*** EXCERPTED TEXT Section Begins ***

Or die, because that is an option with something as dangerous as the Class 4.Maybe it IS better to end the story with a climactic battle to save Tokyo from a giant monster and ensure our place as a large-scale group.
So, I've been reading through this quest, having bumped into it on the front page. That said, I noticed it had been some time since the update, and thus was concerned. As it turns out, clearly there's an issue of some sort.You make some fair points, but at times GMing this quest really did make me feel like a total alien.
Heh, this bit amuses me for some reason. I recall towards the start of the quest that someone said they were hoping this quest wouldn't deal with aliens like TTS. And I have given a couple thoughts to what other Incubator farm worlds might look like. Though I expected that each one would have some significant differences from Earth personally. But I had no intention of any other planets ever showing up in the quest.
To some degree this is true. And indeed it was intentional that this quest had parallels to the agricultural revolution (it preceded the industrial revolution and it allowing people to move to the cities is what sparked the industrial revolution). Rotating tactics was meant as a mirror of crop rotation.

*** EXCERPTED TEXT Section Ends ***
*** DATASET RECORDS Section Begins ***

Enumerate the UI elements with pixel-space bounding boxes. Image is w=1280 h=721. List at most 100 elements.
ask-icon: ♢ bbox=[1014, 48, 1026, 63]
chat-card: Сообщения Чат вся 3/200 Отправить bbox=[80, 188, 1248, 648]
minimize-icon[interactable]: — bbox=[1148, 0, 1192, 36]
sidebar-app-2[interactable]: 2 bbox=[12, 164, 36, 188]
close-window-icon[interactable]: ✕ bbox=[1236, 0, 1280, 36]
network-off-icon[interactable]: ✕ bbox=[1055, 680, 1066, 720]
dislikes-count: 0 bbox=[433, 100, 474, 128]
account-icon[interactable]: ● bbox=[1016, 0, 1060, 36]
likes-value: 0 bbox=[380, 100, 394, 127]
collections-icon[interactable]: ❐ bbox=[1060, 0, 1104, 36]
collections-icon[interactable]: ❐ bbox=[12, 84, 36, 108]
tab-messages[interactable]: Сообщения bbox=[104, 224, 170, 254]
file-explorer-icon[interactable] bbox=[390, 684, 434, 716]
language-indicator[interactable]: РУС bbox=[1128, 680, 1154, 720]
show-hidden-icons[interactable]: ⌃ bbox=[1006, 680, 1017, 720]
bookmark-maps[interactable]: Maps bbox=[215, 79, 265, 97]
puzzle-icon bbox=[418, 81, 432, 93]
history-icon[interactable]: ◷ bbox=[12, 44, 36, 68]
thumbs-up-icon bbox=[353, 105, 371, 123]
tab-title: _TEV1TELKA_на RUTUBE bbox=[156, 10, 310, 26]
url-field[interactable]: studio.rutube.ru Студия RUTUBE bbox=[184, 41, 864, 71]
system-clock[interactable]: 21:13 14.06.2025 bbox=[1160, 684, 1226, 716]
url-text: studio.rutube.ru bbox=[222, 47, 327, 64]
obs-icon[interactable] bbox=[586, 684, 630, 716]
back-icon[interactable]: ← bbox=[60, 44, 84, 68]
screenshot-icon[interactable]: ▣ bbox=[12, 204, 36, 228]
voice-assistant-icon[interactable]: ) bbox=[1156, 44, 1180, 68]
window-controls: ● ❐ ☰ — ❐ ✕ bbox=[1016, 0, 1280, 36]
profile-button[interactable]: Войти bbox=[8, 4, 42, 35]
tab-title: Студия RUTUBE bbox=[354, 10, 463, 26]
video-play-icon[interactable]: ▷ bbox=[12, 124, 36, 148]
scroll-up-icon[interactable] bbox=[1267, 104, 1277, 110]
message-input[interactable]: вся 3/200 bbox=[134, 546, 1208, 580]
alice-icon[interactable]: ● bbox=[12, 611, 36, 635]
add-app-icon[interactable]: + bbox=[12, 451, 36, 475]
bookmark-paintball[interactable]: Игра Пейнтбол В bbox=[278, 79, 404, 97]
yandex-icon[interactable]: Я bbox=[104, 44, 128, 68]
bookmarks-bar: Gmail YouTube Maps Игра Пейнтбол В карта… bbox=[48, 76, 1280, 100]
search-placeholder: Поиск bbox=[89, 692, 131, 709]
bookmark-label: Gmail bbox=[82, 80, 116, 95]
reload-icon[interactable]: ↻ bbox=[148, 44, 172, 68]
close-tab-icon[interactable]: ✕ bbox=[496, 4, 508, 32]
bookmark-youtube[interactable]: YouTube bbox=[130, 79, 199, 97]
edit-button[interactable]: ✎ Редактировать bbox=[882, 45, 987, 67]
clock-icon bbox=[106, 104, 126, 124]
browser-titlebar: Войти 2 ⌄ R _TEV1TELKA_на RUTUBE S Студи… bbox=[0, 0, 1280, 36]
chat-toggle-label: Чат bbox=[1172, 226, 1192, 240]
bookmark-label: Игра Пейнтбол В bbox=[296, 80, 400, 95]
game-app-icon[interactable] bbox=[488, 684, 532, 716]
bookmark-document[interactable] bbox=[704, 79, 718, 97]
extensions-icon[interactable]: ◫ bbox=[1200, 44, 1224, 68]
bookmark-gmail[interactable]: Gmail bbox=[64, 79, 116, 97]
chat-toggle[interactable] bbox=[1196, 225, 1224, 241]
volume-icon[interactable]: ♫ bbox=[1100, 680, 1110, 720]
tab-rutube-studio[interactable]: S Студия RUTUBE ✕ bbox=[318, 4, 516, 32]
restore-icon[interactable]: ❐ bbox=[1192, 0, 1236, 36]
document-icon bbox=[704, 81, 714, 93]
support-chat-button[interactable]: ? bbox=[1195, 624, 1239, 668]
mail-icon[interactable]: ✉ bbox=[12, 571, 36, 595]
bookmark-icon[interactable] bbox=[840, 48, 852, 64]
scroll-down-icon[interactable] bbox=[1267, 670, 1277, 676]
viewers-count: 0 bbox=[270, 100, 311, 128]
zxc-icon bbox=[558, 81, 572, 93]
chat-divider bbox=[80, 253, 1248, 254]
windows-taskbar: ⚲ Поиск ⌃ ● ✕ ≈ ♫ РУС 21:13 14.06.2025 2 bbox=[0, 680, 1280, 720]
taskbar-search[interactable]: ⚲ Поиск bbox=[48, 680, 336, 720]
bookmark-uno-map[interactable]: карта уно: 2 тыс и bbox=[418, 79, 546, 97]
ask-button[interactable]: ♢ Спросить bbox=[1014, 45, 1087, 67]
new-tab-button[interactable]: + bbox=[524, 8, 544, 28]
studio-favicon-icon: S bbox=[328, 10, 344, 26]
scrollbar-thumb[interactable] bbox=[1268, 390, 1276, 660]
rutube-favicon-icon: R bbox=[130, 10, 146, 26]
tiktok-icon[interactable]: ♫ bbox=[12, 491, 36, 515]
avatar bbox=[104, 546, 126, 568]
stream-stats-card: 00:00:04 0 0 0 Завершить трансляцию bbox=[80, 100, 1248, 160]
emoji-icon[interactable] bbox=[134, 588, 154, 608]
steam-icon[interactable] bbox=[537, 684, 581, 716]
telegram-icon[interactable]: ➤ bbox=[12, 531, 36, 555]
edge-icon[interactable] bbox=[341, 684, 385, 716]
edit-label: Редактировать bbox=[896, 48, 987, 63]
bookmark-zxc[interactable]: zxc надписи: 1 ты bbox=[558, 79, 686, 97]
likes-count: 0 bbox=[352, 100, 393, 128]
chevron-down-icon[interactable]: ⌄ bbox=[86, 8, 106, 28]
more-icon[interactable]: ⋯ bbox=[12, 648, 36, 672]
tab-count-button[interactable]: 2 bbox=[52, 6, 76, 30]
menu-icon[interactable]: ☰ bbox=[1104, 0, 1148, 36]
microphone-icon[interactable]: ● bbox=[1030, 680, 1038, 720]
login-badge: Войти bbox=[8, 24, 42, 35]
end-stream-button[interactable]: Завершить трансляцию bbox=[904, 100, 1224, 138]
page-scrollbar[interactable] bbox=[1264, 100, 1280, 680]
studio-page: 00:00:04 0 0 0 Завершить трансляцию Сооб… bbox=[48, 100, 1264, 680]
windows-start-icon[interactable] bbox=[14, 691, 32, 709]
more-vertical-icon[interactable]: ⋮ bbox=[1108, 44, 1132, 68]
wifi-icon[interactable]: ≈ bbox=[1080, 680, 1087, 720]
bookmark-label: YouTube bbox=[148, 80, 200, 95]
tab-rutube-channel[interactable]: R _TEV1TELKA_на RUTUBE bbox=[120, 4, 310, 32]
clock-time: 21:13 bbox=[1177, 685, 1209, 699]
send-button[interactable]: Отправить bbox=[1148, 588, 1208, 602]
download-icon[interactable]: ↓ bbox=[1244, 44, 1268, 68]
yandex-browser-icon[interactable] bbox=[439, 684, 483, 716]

*** DATASET RECORDS Section Ends ***

→ **EXERCISE TASKS**
A: From the forum excerpt about the quest, write out everything from "Heh, this bit" down to "of crop rotation.".
B: Pick up the forum discussion about GMing the quest and continue it after its final sentence.

→ **RESULTS IN ORDER**
A:
Heh, this bit amuses me for some reason. I recall towards the start of the quest that someone said they were hoping this quest wouldn't deal with aliens like TTS. And I have given a couple thoughts to what other Incubator farm worlds might look like. Though I expected that each one would have some significant differences from Earth personally. But I had no intention of any other planets ever showing up in the quest.
To some degree this is true. And indeed it was intentional that this quest had parallels to the agricultural revolution (it preceded the industrial revolution and it allowing people to move to the cities is what sparked the industrial revolution). Rotating tactics was meant as a mirror of crop rotation.

B:
The problem was as I said that I was cheating in writing this quest by offloading creativity to players. Effectively compensating for being a numbers driven rather than imagination driven person by outsourcing. But the last plans had somewhere between 10 and 40 excess units that weren't even doing anything. Players creativity as to what to do with their units dried up. Those new jobs the industrial revolution should have created didn't come about, so the quest died. Like if you have an industrial revolution and eliminate huge numbers of jobs via factories but never created the white collar jobs to replace them the civilization would die (when all those displaced workers decide to fight instead of just starve to death). Similarly when I see those daunting numbers of unused points, the civ quest dies.
Honestly number 1 is probably the best idea yet. And could really help me push things along again. I could reign in your resource issues using those factors. Oh you want to go to college, huge costs. Not aging is a problem because you'll need to research being able to keep things under wraps permanently and pay huge cube costs per girl that steadily increase as more girls age into issues.
2. is just spam research options, but I was too generous before in broad research results, I should have been more limited from the start.
3. Hahah diplomacy sucks, honestly I hate writing it because every time in this quest I've tried to write diplomacy I end up feeling like an alien.
4. Well theoretically you do have a numbers advantage over the neighbors that hate your guts.
5. Honestly this is one of my biggest mistakes. I should have imposed a much larger tax on you guys in meguca months from dealing with all these girls that don't know your organization, much larger inefficiencies and graft.
6. Loops back to the diplomacy issue.
7. Heh, I had fun with that. It's interesting to come up with a coherent underlying ability and then just show people the results through the whole story without ever saying what it really was. That was probably one of the better ideas I had in this quest.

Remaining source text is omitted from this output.